- [Page extract]

-- start --

Posted on 01/11/2012 2:35:05 PM PST by NYer

ROCKFORD, Illinois, January 11, 2012 ( – A new book from one of the world’s foremost scholars in family issues examines how mid-twentieth-century evangelical leaders followed the mainstream and bought into birth control, and, briefly, abortion.

The book, titled “Godly Seed: American Evangelicals Confront Birth Control, 1873-1973,” by Dr. Allan Carlson, comes at a time when some American evangelicals are rethinking their position on birth control. For instance, there are the followers of the Quiverfull Movement who “eagerly accept their children as blessings from God,” eschewing not only artificial birth control, but even natural family planning. In this way, they say they “trust the Lord for family size.”

-- end --

- [Supplied material]
-- start --

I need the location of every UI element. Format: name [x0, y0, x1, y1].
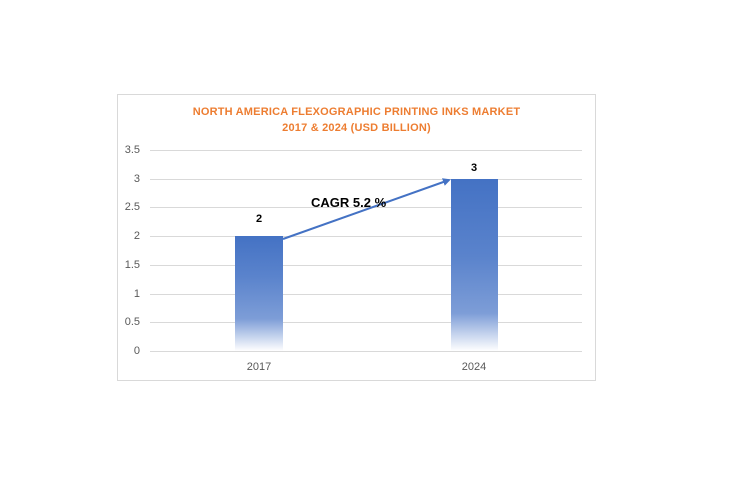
y-tick: 0: [133, 345, 140, 357]
y-tick: 3.5: [124, 144, 140, 156]
y-tick: 1.5: [124, 259, 140, 271]
gridline-1.5: [150, 265, 582, 266]
gridline-3: [150, 179, 582, 180]
y-tick: 0.5: [124, 316, 140, 328]
y-tick: 1: [133, 288, 140, 300]
x-tick-2024: 2024: [461, 361, 487, 373]
gridline-3.5: [150, 150, 582, 151]
x-tick-2017: 2017: [246, 361, 272, 373]
chart-frame: [117, 94, 596, 381]
cagr-annotation: CAGR 5.2 %: [311, 195, 387, 210]
bar-2017: [235, 236, 283, 351]
chart-title: NORTH AMERICA FLEXOGRAPHIC PRINTING INKS…: [117, 104, 596, 136]
gridline-2.5: [150, 207, 582, 208]
data-label-2017: 2: [255, 213, 263, 225]
y-tick: 3: [133, 173, 140, 185]
x-axis-line: [150, 351, 582, 352]
chart-title-line-2: 2017 & 2024 (USD BILLION): [282, 122, 431, 134]
bar-2024: [451, 179, 498, 351]
y-tick: 2: [133, 230, 140, 242]
y-tick: 2.5: [124, 201, 140, 213]
gridline-0.5: [150, 322, 582, 323]
chart-title-line-1: NORTH AMERICA FLEXOGRAPHIC PRINTING INKS…: [192, 106, 521, 118]
gridline-1: [150, 294, 582, 295]
gridline-2: [150, 236, 582, 237]
data-label-2024: 3: [470, 162, 478, 174]
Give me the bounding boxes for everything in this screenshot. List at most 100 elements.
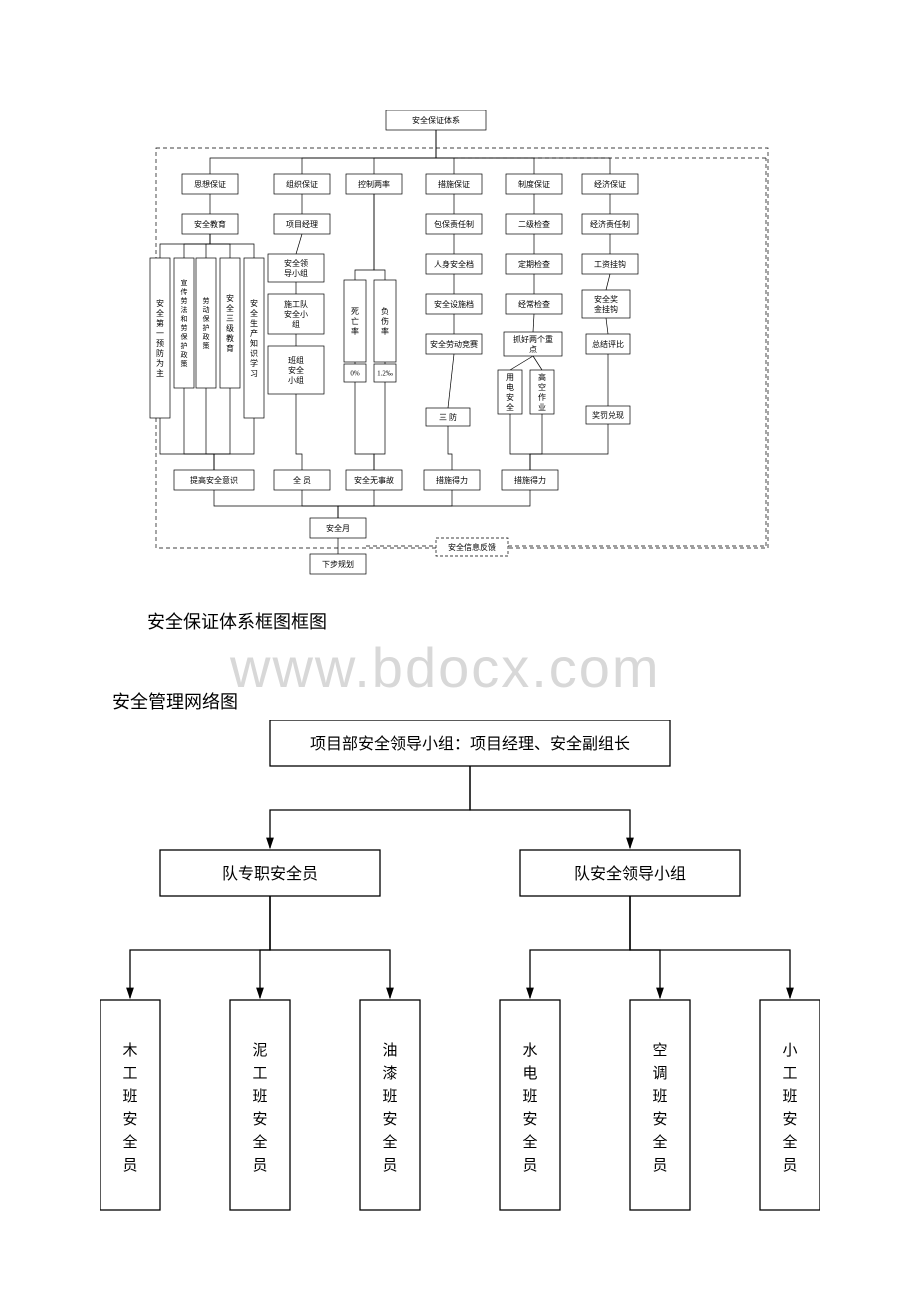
svg-text:策: 策 [203,341,210,350]
svg-text:总结评比: 总结评比 [592,339,624,349]
svg-text:制度保证: 制度保证 [518,179,550,189]
svg-text:措施得力: 措施得力 [514,475,546,485]
svg-text:劳: 劳 [203,296,210,305]
svg-text:员: 员 [522,1158,537,1174]
svg-text:班: 班 [652,1088,667,1105]
svg-text:班组: 班组 [288,355,304,365]
svg-text:安全保证体系: 安全保证体系 [412,115,460,125]
svg-text:和: 和 [181,314,188,323]
svg-text:教: 教 [226,333,234,343]
svg-text:全: 全 [522,1133,537,1151]
svg-text:安: 安 [250,298,258,308]
svg-text:安全: 安全 [288,365,304,375]
svg-text:抓好两个重: 抓好两个重 [513,334,553,344]
svg-text:安: 安 [522,1111,537,1128]
svg-text:育: 育 [226,343,234,353]
svg-text:预: 预 [156,338,164,348]
svg-text:传: 传 [181,287,188,296]
top-diagram: 安全保证体系思想保证组织保证控制两率措施保证制度保证经济保证安全教育项目经理包保… [146,110,776,600]
svg-text:第: 第 [156,318,164,328]
watermark-text: www.bdocx.com [230,635,661,700]
svg-text:班: 班 [382,1088,397,1105]
svg-text:政: 政 [181,350,188,359]
svg-text:策: 策 [181,359,188,368]
svg-text:宣: 宣 [181,278,188,287]
svg-text:二级检查: 二级检查 [518,219,550,229]
svg-text:点: 点 [529,345,537,354]
caption-bottom: 安全管理网络图 [112,688,238,714]
svg-text:安: 安 [226,293,234,303]
svg-text:三 防: 三 防 [439,412,457,422]
svg-text:奖罚兑现: 奖罚兑现 [592,410,624,420]
bottom-diagram: 项目部安全领导小组：项目经理、安全副组长队专职安全员队安全领导小组木工班安全员泥… [100,720,820,1250]
svg-text:工: 工 [252,1066,267,1082]
svg-text:思想保证: 思想保证 [194,179,226,189]
svg-text:安全领: 安全领 [284,258,308,268]
svg-text:安全月: 安全月 [326,523,350,533]
svg-text:水: 水 [522,1042,537,1059]
page: www.bdocx.com 安全保证体系思想保证组织保证控制两率措施保证制度保证… [0,0,920,1302]
svg-text:安全无事故: 安全无事故 [354,475,394,485]
svg-text:电: 电 [506,382,514,392]
svg-text:全: 全 [782,1133,797,1151]
svg-text:安全信息反馈: 安全信息反馈 [448,542,496,552]
svg-text:安: 安 [382,1111,397,1128]
svg-text:员: 员 [252,1158,267,1174]
svg-text:组织保证: 组织保证 [286,179,318,189]
svg-text:人身安全档: 人身安全档 [434,259,474,269]
svg-text:空: 空 [652,1042,667,1059]
svg-text:全: 全 [652,1133,667,1151]
svg-text:安: 安 [506,392,514,402]
svg-text:一: 一 [156,329,164,338]
svg-text:1.2‰: 1.2‰ [377,370,393,378]
svg-text:班: 班 [122,1088,137,1105]
svg-text:泥: 泥 [252,1042,267,1059]
svg-text:作: 作 [538,392,546,402]
svg-text:用: 用 [506,373,514,382]
svg-text:死: 死 [351,307,359,316]
svg-text:小组: 小组 [288,375,304,385]
svg-text:工: 工 [122,1066,137,1082]
svg-text:护: 护 [181,341,188,350]
svg-text:安全教育: 安全教育 [194,219,226,229]
svg-text:法: 法 [181,305,188,314]
svg-text:措施得力: 措施得力 [436,475,468,485]
svg-text:保: 保 [203,314,210,323]
svg-text:安: 安 [652,1111,667,1128]
svg-text:负: 负 [381,306,389,316]
svg-text:经常检查: 经常检查 [518,299,550,309]
svg-text:控制两率: 控制两率 [358,179,390,189]
svg-text:安全设施档: 安全设施档 [434,299,474,309]
svg-text:亡: 亡 [351,316,359,326]
svg-text:安: 安 [122,1111,137,1128]
svg-text:员: 员 [652,1158,667,1174]
svg-text:员: 员 [382,1158,397,1174]
svg-text:政: 政 [203,332,210,341]
svg-text:为: 为 [156,358,164,368]
svg-text:安全奖: 安全奖 [594,294,618,304]
svg-text:0%: 0% [350,370,360,378]
svg-text:全 员: 全 员 [293,475,311,485]
svg-text:班: 班 [252,1088,267,1105]
svg-text:工: 工 [782,1066,797,1082]
svg-text:经济保证: 经济保证 [594,179,626,189]
svg-text:安: 安 [782,1111,797,1128]
svg-text:导小组: 导小组 [284,268,308,278]
svg-text:班: 班 [522,1088,537,1105]
svg-text:劳: 劳 [181,296,188,305]
svg-text:率: 率 [351,326,359,336]
svg-text:护: 护 [203,323,210,332]
svg-text:动: 动 [203,305,210,314]
svg-text:全: 全 [156,308,164,318]
svg-text:安全小: 安全小 [284,309,308,319]
svg-text:调: 调 [652,1065,667,1082]
svg-text:防: 防 [156,348,164,358]
svg-text:伤: 伤 [381,316,389,326]
svg-text:级: 级 [226,323,234,333]
svg-text:员: 员 [122,1158,137,1174]
svg-text:生: 生 [250,318,258,328]
svg-text:知: 知 [250,338,258,348]
svg-text:学: 学 [250,358,258,368]
caption-top: 安全保证体系框图框图 [147,608,327,634]
svg-text:金挂钩: 金挂钩 [594,304,618,314]
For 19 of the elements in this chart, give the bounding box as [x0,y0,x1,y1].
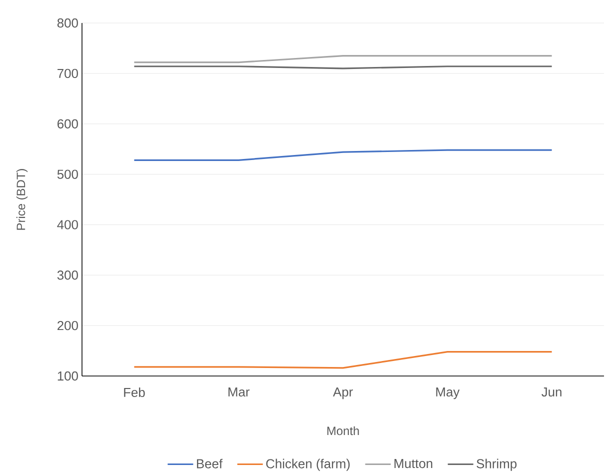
x-tick-label: May [436,388,460,400]
y-tick-label: 800 [57,18,78,28]
y-tick-label: 200 [58,320,78,330]
legend-label: Chicken (farm) [266,458,350,471]
y-tick-label: 400 [57,220,78,230]
y-tick-label: 600 [58,119,78,128]
legend-label: Beef [196,458,223,468]
y-tick-label: 100 [58,371,78,381]
x-tick-label: Jun [542,388,562,397]
x-tick-label: Feb [124,388,145,398]
y-tick-label: 700 [58,68,78,78]
legend-label: Mutton [394,459,432,468]
legend-label: Shrimp [476,458,517,471]
x-axis-title: Month [327,426,359,436]
y-tick-label: 500 [57,170,78,179]
x-tick-label: Mar [228,388,250,397]
x-tick-label: Apr [332,388,353,400]
y-tick-label: 300 [57,270,78,280]
y-axis-title: Price (BDT) [16,169,28,230]
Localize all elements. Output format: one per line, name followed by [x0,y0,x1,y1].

-- end --

- [Problem to solve]
Repeat the entire excerpt about evangelicals and birth control word for word. The lines have no connection to the excerpt about evangelicals and birth control.

- [Reply]
Posted on 01/11/2012 2:35:05 PM PST by NYer

ROCKFORD, Illinois, January 11, 2012 ( – A new book from one of the world’s foremost scholars in family issues examines how mid-twentieth-century evangelical leaders followed the mainstream and bought into birth control, and, briefly, abortion.

The book, titled “Godly Seed: American Evangelicals Confront Birth Control, 1873-1973,” by Dr. Allan Carlson, comes at a time when some American evangelicals are rethinking their position on birth control. For instance, there are the followers of the Quiverfull Movement who “eagerly accept their children as blessings from God,” eschewing not only artificial birth control, but even natural family planning. In this way, they say they “trust the Lord for family size.”